[Data entries for graphics]
****

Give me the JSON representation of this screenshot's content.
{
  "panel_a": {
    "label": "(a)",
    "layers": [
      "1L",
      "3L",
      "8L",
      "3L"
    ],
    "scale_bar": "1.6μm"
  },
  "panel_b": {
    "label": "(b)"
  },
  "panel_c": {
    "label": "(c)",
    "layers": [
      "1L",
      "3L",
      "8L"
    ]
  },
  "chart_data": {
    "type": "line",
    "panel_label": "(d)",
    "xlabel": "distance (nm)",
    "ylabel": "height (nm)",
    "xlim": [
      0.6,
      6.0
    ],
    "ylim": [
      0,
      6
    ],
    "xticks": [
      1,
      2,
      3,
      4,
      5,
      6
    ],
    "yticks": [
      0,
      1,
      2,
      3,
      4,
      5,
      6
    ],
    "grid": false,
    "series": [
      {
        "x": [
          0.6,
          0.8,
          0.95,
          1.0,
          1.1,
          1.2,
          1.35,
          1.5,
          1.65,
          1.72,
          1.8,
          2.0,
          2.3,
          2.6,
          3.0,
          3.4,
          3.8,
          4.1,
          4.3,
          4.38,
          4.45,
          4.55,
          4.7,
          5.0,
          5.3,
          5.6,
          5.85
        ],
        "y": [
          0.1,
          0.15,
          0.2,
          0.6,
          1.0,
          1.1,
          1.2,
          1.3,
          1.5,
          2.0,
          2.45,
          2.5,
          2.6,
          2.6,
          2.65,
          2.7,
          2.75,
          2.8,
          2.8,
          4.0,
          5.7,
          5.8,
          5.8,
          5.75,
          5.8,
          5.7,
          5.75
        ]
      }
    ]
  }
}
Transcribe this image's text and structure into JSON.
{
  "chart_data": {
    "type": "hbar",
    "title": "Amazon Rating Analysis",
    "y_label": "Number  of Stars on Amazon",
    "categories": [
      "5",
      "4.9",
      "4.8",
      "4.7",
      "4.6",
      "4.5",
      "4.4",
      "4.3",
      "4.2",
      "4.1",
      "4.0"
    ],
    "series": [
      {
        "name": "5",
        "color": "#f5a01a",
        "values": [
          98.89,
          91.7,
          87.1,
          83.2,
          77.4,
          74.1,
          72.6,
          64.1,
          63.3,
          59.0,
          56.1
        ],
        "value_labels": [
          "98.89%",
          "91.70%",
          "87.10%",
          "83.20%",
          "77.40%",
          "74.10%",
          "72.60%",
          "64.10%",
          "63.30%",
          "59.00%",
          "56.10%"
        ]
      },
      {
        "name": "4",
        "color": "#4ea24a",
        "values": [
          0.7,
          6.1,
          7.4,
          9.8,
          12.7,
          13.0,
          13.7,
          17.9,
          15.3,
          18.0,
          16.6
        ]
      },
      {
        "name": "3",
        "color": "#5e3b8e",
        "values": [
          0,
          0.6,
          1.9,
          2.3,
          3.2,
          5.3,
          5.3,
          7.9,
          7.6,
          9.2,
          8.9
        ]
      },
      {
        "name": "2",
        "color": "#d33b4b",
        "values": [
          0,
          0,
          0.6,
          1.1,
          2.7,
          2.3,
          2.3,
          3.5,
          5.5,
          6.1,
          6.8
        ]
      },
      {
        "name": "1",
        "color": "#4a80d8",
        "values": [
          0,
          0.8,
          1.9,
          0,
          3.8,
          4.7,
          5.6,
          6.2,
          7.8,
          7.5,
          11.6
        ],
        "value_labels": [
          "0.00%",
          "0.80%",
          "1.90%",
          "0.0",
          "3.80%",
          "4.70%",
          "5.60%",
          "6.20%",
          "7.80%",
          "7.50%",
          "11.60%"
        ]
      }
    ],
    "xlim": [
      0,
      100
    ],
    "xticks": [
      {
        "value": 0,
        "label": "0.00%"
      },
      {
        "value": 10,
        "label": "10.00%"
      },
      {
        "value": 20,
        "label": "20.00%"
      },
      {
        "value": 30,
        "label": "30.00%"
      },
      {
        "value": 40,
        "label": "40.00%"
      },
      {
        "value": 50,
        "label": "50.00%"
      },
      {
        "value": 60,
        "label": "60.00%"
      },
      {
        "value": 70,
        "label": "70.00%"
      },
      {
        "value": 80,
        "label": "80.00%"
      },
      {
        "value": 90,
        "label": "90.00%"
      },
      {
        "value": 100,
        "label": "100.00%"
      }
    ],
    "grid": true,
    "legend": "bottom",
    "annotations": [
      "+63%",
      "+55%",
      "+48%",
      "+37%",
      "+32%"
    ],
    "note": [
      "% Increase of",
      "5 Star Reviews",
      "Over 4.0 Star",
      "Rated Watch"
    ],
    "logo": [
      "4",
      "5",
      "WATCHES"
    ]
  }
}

****

* _Your goal_: Extract all lines as given.

* _Exercise response_:
Give me the JSON representation of this screenshot's content.
{
  "panel_a": {
    "label": "(a)",
    "layers": [
      "1L",
      "3L",
      "8L",
      "3L"
    ],
    "scale_bar": "1.6μm"
  },
  "panel_b": {
    "label": "(b)"
  },
  "panel_c": {
    "label": "(c)",
    "layers": [
      "1L",
      "3L",
      "8L"
    ]
  },
  "chart_data": {
    "type": "line",
    "panel_label": "(d)",
    "xlabel": "distance (nm)",
    "ylabel": "height (nm)",
    "xlim": [
      0.6,
      6.0
    ],
    "ylim": [
      0,
      6
    ],
    "xticks": [
      1,
      2,
      3,
      4,
      5,
      6
    ],
    "yticks": [
      0,
      1,
      2,
      3,
      4,
      5,
      6
    ],
    "grid": false,
    "series": [
      {
        "x": [
          0.6,
          0.8,
          0.95,
          1.0,
          1.1,
          1.2,
          1.35,
          1.5,
          1.65,
          1.72,
          1.8,
          2.0,
          2.3,
          2.6,
          3.0,
          3.4,
          3.8,
          4.1,
          4.3,
          4.38,
          4.45,
          4.55,
          4.7,
          5.0,
          5.3,
          5.6,
          5.85
        ],
        "y": [
          0.1,
          0.15,
          0.2,
          0.6,
          1.0,
          1.1,
          1.2,
          1.3,
          1.5,
          2.0,
          2.45,
          2.5,
          2.6,
          2.6,
          2.65,
          2.7,
          2.75,
          2.8,
          2.8,
          4.0,
          5.7,
          5.8,
          5.8,
          5.75,
          5.8,
          5.7,
          5.75
        ]
      }
    ]
  }
}
Transcribe this image's text and structure into JSON.
{
  "chart_data": {
    "type": "hbar",
    "title": "Amazon Rating Analysis",
    "y_label": "Number  of Stars on Amazon",
    "categories": [
      "5",
      "4.9",
      "4.8",
      "4.7",
      "4.6",
      "4.5",
      "4.4",
      "4.3",
      "4.2",
      "4.1",
      "4.0"
    ],
    "series": [
      {
        "name": "5",
        "color": "#f5a01a",
        "values": [
          98.89,
          91.7,
          87.1,
          83.2,
          77.4,
          74.1,
          72.6,
          64.1,
          63.3,
          59.0,
          56.1
        ],
        "value_labels": [
          "98.89%",
          "91.70%",
          "87.10%",
          "83.20%",
          "77.40%",
          "74.10%",
          "72.60%",
          "64.10%",
          "63.30%",
          "59.00%",
          "56.10%"
        ]
      },
      {
        "name": "4",
        "color": "#4ea24a",
        "values": [
          0.7,
          6.1,
          7.4,
          9.8,
          12.7,
          13.0,
          13.7,
          17.9,
          15.3,
          18.0,
          16.6
        ]
      },
      {
        "name": "3",
        "color": "#5e3b8e",
        "values": [
          0,
          0.6,
          1.9,
          2.3,
          3.2,
          5.3,
          5.3,
          7.9,
          7.6,
          9.2,
          8.9
        ]
      },
      {
        "name": "2",
        "color": "#d33b4b",
        "values": [
          0,
          0,
          0.6,
          1.1,
          2.7,
          2.3,
          2.3,
          3.5,
          5.5,
          6.1,
          6.8
        ]
      },
      {
        "name": "1",
        "color": "#4a80d8",
        "values": [
          0,
          0.8,
          1.9,
          0,
          3.8,
          4.7,
          5.6,
          6.2,
          7.8,
          7.5,
          11.6
        ],
        "value_labels": [
          "0.00%",
          "0.80%",
          "1.90%",
          "0.0",
          "3.80%",
          "4.70%",
          "5.60%",
          "6.20%",
          "7.80%",
          "7.50%",
          "11.60%"
        ]
      }
    ],
    "xlim": [
      0,
      100
    ],
    "xticks": [
      {
        "value": 0,
        "label": "0.00%"
      },
      {
        "value": 10,
        "label": "10.00%"
      },
      {
        "value": 20,
        "label": "20.00%"
      },
      {
        "value": 30,
        "label": "30.00%"
      },
      {
        "value": 40,
        "label": "40.00%"
      },
      {
        "value": 50,
        "label": "50.00%"
      },
      {
        "value": 60,
        "label": "60.00%"
      },
      {
        "value": 70,
        "label": "70.00%"
      },
      {
        "value": 80,
        "label": "80.00%"
      },
      {
        "value": 90,
        "label": "90.00%"
      },
      {
        "value": 100,
        "label": "100.00%"
      }
    ],
    "grid": true,
    "legend": "bottom",
    "annotations": [
      "+63%",
      "+55%",
      "+48%",
      "+37%",
      "+32%"
    ],
    "note": [
      "% Increase of",
      "5 Star Reviews",
      "Over 4.0 Star",
      "Rated Watch"
    ],
    "logo": [
      "4",
      "5",
      "WATCHES"
    ]
  }
}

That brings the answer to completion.